- Goal of the exercise:
From the entries below, copy every line where the string "this" appears.

* Start *

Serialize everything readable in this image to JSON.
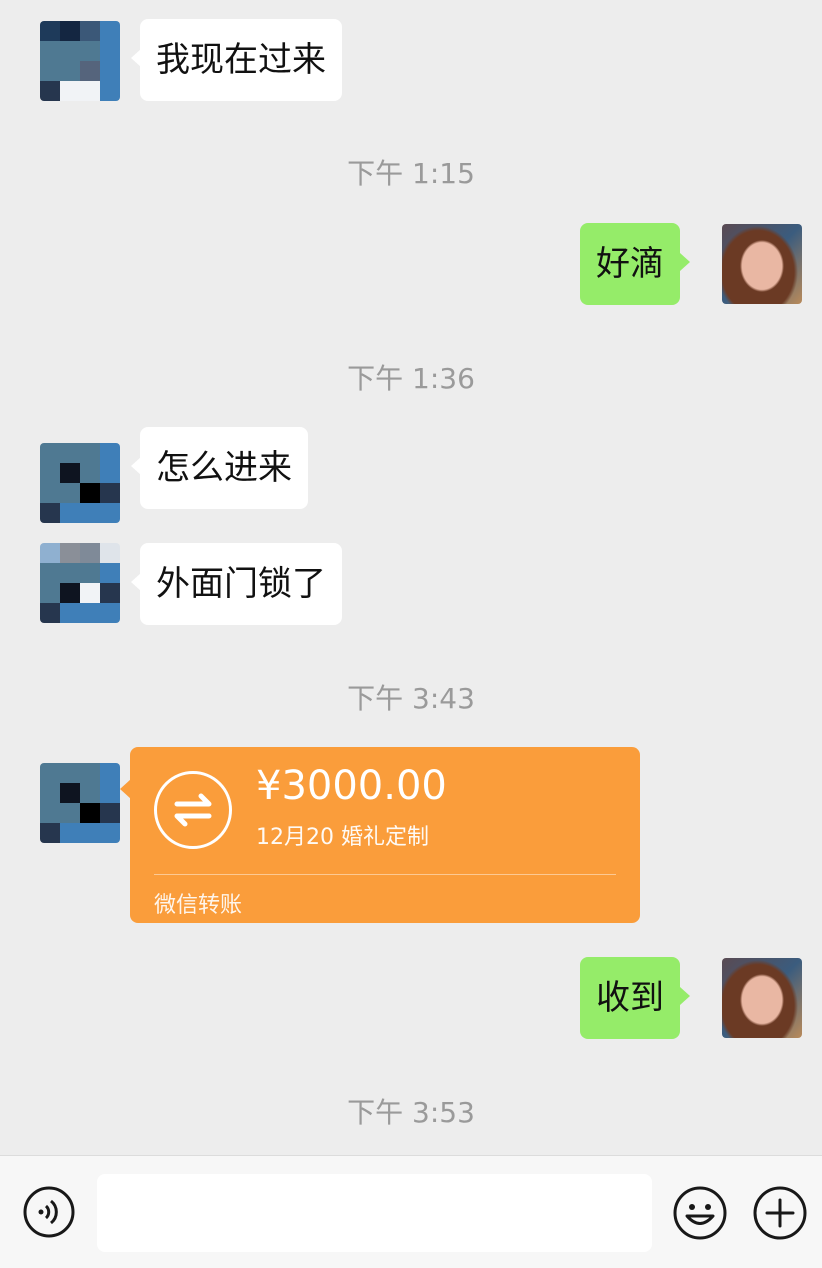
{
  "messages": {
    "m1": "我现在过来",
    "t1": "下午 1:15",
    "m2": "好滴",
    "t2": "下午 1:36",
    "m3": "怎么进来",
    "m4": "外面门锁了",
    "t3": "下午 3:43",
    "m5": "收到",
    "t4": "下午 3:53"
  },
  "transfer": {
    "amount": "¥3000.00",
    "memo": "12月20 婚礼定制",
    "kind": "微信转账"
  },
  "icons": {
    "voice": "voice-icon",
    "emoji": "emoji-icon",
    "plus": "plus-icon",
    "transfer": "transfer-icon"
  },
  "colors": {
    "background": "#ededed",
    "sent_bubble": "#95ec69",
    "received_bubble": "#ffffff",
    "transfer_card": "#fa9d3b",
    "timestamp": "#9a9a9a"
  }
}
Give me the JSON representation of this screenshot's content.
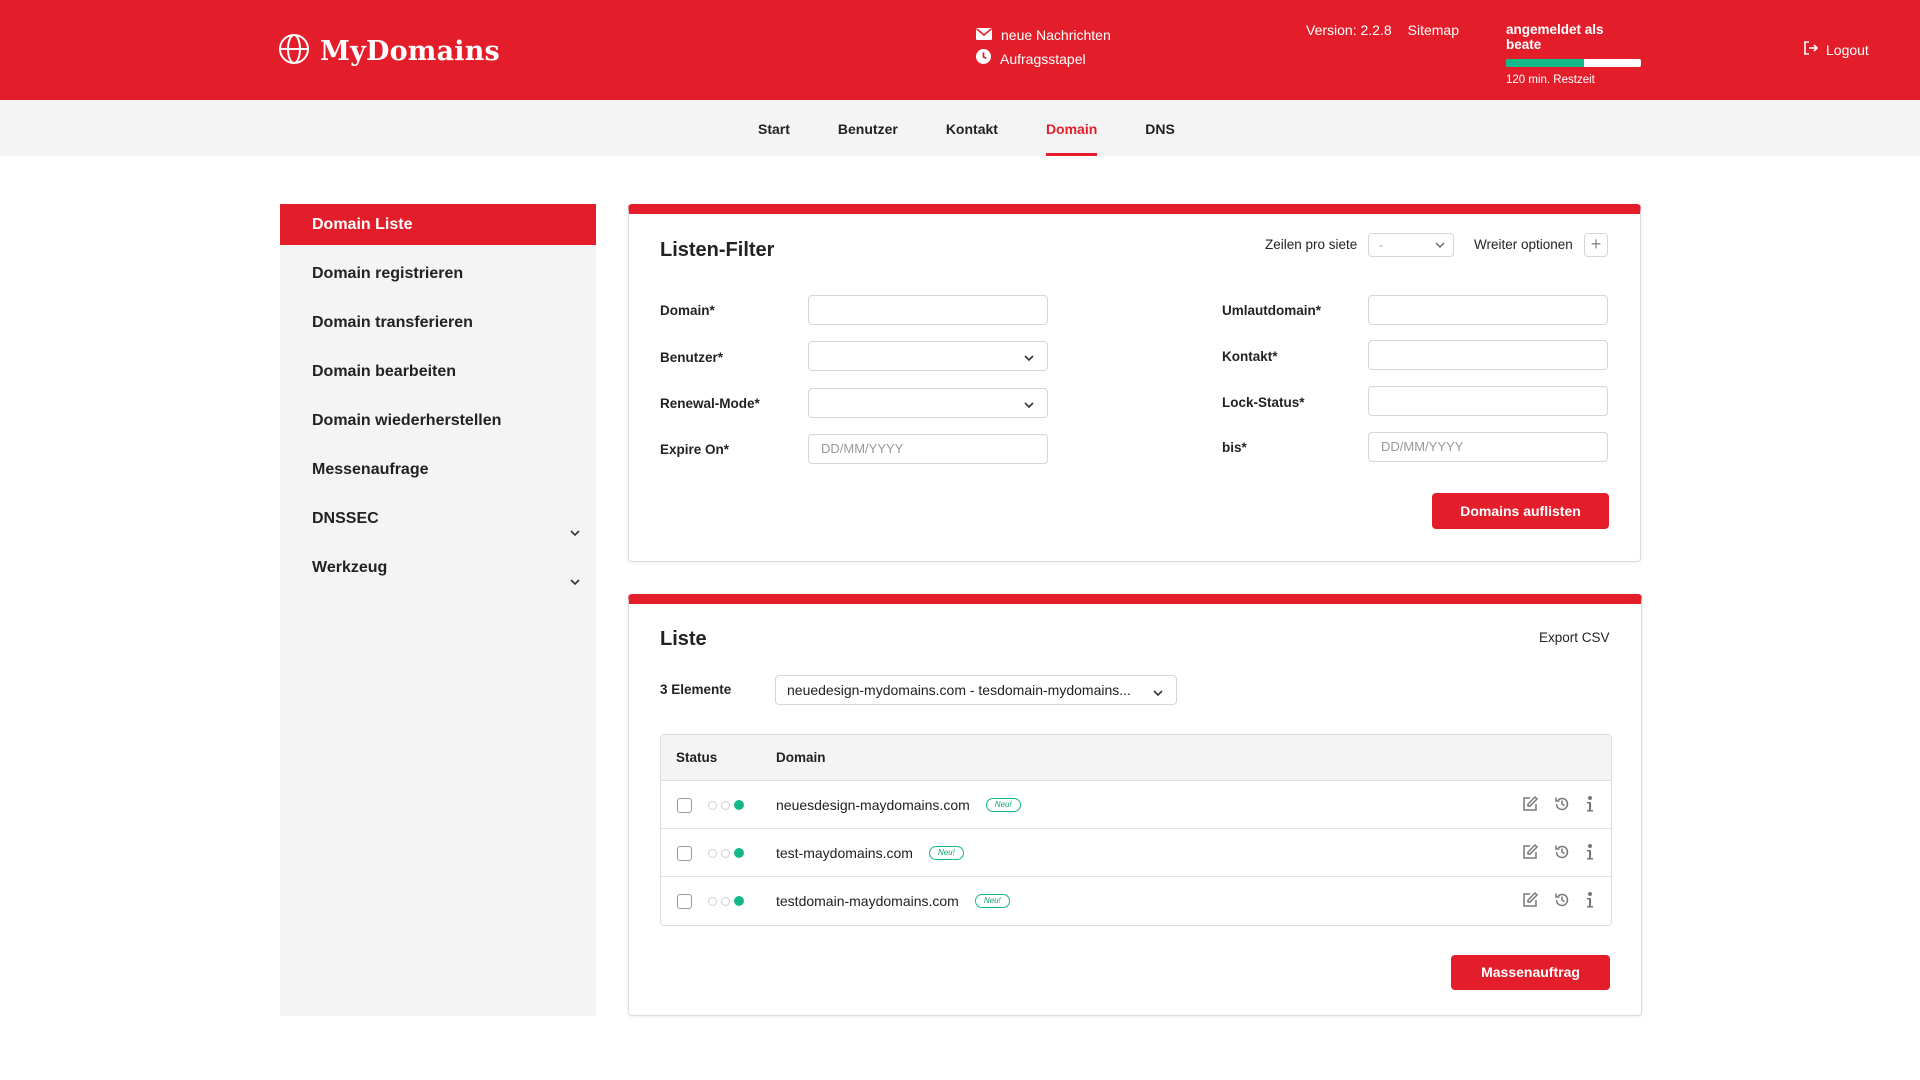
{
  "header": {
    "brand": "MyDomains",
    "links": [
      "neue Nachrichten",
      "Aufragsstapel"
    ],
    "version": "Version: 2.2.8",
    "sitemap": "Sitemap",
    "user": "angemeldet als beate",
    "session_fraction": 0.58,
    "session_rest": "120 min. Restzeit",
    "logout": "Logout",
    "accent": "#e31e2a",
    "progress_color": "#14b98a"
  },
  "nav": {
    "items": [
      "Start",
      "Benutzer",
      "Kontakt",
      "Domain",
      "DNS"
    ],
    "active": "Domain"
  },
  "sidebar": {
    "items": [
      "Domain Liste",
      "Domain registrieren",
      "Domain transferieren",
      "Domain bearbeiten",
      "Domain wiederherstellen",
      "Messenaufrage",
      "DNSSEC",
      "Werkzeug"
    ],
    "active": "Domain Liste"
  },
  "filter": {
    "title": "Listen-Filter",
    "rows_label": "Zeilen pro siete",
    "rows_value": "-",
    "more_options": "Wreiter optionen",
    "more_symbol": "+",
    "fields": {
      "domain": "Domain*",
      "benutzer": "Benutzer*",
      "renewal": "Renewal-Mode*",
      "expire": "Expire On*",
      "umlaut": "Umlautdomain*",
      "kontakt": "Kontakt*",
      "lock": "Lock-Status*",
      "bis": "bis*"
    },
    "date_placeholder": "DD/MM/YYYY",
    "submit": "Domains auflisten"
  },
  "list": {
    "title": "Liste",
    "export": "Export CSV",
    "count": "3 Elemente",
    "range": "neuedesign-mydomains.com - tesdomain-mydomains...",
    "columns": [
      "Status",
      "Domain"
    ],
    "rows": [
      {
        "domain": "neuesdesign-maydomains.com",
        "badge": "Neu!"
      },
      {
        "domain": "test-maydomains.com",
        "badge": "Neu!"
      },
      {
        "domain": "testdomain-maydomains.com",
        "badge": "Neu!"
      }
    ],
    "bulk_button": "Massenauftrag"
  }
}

* End *
* Start *

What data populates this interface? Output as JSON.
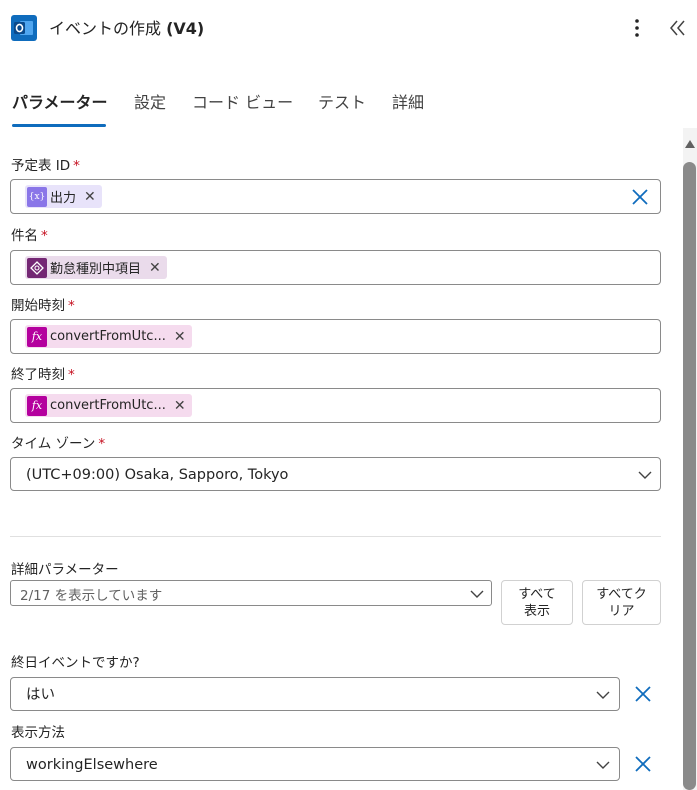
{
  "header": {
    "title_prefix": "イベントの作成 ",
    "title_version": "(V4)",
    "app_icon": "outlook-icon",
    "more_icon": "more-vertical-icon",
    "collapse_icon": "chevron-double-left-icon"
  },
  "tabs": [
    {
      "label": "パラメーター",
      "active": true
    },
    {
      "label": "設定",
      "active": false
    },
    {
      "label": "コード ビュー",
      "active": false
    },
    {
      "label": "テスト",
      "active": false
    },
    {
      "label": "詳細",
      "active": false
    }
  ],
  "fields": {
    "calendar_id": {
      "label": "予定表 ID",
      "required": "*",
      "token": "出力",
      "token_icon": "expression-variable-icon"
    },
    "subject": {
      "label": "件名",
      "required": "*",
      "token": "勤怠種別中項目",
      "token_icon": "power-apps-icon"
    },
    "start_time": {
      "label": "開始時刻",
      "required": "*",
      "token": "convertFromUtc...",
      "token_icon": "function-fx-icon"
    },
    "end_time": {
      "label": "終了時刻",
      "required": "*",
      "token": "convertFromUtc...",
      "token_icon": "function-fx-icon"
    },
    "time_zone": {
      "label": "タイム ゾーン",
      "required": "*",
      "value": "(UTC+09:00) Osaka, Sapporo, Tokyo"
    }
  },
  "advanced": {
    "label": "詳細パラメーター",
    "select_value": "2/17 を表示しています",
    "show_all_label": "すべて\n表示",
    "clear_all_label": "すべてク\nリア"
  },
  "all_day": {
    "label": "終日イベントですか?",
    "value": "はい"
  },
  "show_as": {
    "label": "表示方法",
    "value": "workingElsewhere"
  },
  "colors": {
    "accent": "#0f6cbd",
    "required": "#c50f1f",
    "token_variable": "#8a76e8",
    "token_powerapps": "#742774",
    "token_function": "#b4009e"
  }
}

* End *
* Start *

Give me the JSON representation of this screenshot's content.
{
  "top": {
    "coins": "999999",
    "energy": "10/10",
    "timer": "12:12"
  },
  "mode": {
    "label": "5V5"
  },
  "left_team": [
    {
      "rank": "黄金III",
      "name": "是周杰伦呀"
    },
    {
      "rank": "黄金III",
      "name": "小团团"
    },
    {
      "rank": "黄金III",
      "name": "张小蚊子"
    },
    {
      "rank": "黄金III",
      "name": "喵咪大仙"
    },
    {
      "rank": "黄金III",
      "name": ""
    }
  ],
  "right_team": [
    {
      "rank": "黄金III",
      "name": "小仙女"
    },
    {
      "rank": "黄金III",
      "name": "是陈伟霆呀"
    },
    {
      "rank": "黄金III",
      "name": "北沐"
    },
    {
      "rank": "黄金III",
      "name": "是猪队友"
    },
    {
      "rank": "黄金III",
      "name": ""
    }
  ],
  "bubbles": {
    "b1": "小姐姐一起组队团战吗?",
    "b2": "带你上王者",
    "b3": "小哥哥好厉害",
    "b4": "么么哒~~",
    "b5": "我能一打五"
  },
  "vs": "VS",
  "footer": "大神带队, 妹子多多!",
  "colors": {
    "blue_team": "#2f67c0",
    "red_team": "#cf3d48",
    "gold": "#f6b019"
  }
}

* End *

- Response below:
Serialize everything readable in this image to JSON.
Give me the JSON representation of this screenshot's content.
What data populates this interface? Output as JSON.
Give me the JSON representation of this screenshot's content.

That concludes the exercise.